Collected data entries
- - - - - - -

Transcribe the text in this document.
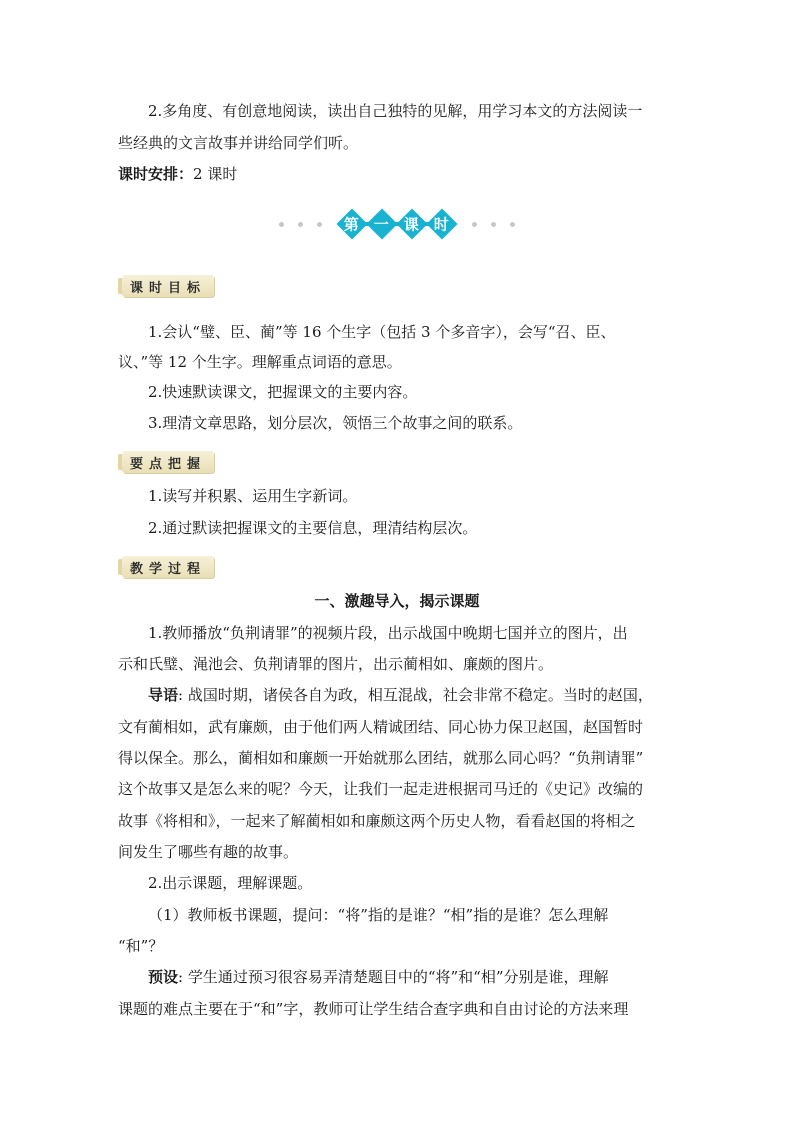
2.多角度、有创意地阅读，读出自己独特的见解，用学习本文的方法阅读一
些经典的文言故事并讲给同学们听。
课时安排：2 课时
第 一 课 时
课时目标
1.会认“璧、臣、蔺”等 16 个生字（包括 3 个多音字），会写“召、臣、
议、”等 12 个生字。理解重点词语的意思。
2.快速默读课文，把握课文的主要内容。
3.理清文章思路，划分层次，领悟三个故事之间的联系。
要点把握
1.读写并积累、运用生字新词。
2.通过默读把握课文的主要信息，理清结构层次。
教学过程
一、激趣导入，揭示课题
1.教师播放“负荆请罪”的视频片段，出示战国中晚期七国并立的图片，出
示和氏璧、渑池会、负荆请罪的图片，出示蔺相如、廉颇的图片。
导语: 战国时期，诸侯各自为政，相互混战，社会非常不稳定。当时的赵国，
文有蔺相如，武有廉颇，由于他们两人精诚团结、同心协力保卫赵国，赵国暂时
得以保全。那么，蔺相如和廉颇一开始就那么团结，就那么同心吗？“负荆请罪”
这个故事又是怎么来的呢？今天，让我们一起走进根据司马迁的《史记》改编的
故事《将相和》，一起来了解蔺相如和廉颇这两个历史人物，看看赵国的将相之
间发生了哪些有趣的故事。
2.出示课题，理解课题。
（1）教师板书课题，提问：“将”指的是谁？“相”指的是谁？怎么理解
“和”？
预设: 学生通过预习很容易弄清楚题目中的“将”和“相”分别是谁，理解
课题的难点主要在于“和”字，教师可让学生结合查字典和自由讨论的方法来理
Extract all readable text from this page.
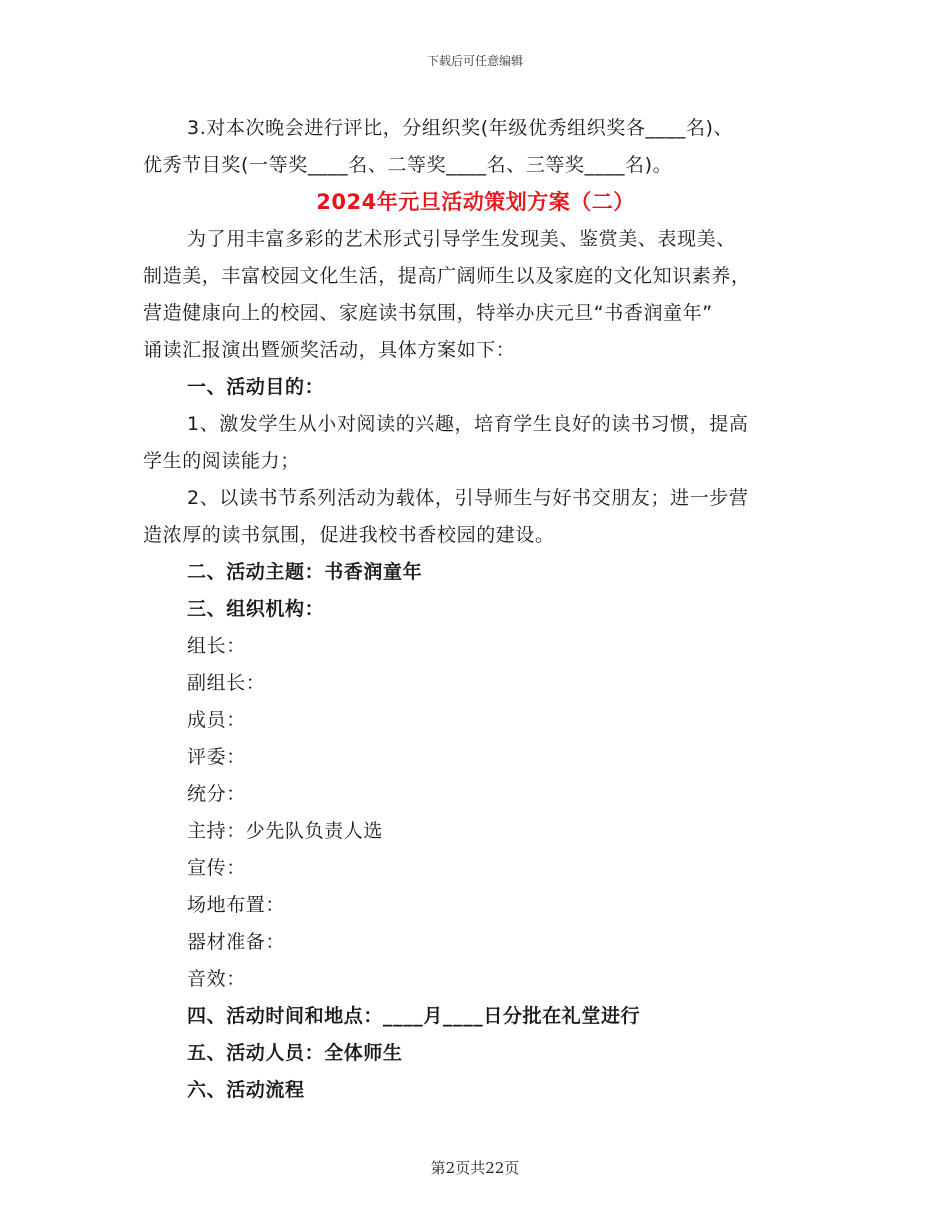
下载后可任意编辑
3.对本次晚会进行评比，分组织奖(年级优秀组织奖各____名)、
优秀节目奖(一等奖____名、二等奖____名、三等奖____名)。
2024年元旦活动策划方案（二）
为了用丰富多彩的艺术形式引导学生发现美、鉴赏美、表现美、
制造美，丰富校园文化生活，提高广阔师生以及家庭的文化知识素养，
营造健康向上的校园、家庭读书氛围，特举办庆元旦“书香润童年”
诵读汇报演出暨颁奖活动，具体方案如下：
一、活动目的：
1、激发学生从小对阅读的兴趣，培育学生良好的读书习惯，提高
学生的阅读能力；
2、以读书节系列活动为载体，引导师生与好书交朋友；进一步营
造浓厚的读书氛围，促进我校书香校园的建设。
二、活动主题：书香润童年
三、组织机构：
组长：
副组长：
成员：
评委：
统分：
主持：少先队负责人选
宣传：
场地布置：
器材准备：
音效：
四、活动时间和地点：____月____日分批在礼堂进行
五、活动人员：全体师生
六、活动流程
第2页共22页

- - - - - - -

STATED GOAL: Using the material above, retype each entry exactly and omit the pictures.

SOLUTION TO THE PROBLEM:
Transcribe the text in this document.
2.多角度、有创意地阅读，读出自己独特的见解，用学习本文的方法阅读一
些经典的文言故事并讲给同学们听。
课时安排：2 课时
第 一 课 时
课时目标
1.会认“璧、臣、蔺”等 16 个生字（包括 3 个多音字），会写“召、臣、
议、”等 12 个生字。理解重点词语的意思。
2.快速默读课文，把握课文的主要内容。
3.理清文章思路，划分层次，领悟三个故事之间的联系。
要点把握
1.读写并积累、运用生字新词。
2.通过默读把握课文的主要信息，理清结构层次。
教学过程
一、激趣导入，揭示课题
1.教师播放“负荆请罪”的视频片段，出示战国中晚期七国并立的图片，出
示和氏璧、渑池会、负荆请罪的图片，出示蔺相如、廉颇的图片。
导语: 战国时期，诸侯各自为政，相互混战，社会非常不稳定。当时的赵国，
文有蔺相如，武有廉颇，由于他们两人精诚团结、同心协力保卫赵国，赵国暂时
得以保全。那么，蔺相如和廉颇一开始就那么团结，就那么同心吗？“负荆请罪”
这个故事又是怎么来的呢？今天，让我们一起走进根据司马迁的《史记》改编的
故事《将相和》，一起来了解蔺相如和廉颇这两个历史人物，看看赵国的将相之
间发生了哪些有趣的故事。
2.出示课题，理解课题。
（1）教师板书课题，提问：“将”指的是谁？“相”指的是谁？怎么理解
“和”？
预设: 学生通过预习很容易弄清楚题目中的“将”和“相”分别是谁，理解
课题的难点主要在于“和”字，教师可让学生结合查字典和自由讨论的方法来理
Extract all readable text from this page.
下载后可任意编辑
3.对本次晚会进行评比，分组织奖(年级优秀组织奖各____名)、
优秀节目奖(一等奖____名、二等奖____名、三等奖____名)。
2024年元旦活动策划方案（二）
为了用丰富多彩的艺术形式引导学生发现美、鉴赏美、表现美、
制造美，丰富校园文化生活，提高广阔师生以及家庭的文化知识素养，
营造健康向上的校园、家庭读书氛围，特举办庆元旦“书香润童年”
诵读汇报演出暨颁奖活动，具体方案如下：
一、活动目的：
1、激发学生从小对阅读的兴趣，培育学生良好的读书习惯，提高
学生的阅读能力；
2、以读书节系列活动为载体，引导师生与好书交朋友；进一步营
造浓厚的读书氛围，促进我校书香校园的建设。
二、活动主题：书香润童年
三、组织机构：
组长：
副组长：
成员：
评委：
统分：
主持：少先队负责人选
宣传：
场地布置：
器材准备：
音效：
四、活动时间和地点：____月____日分批在礼堂进行
五、活动人员：全体师生
六、活动流程
第2页共22页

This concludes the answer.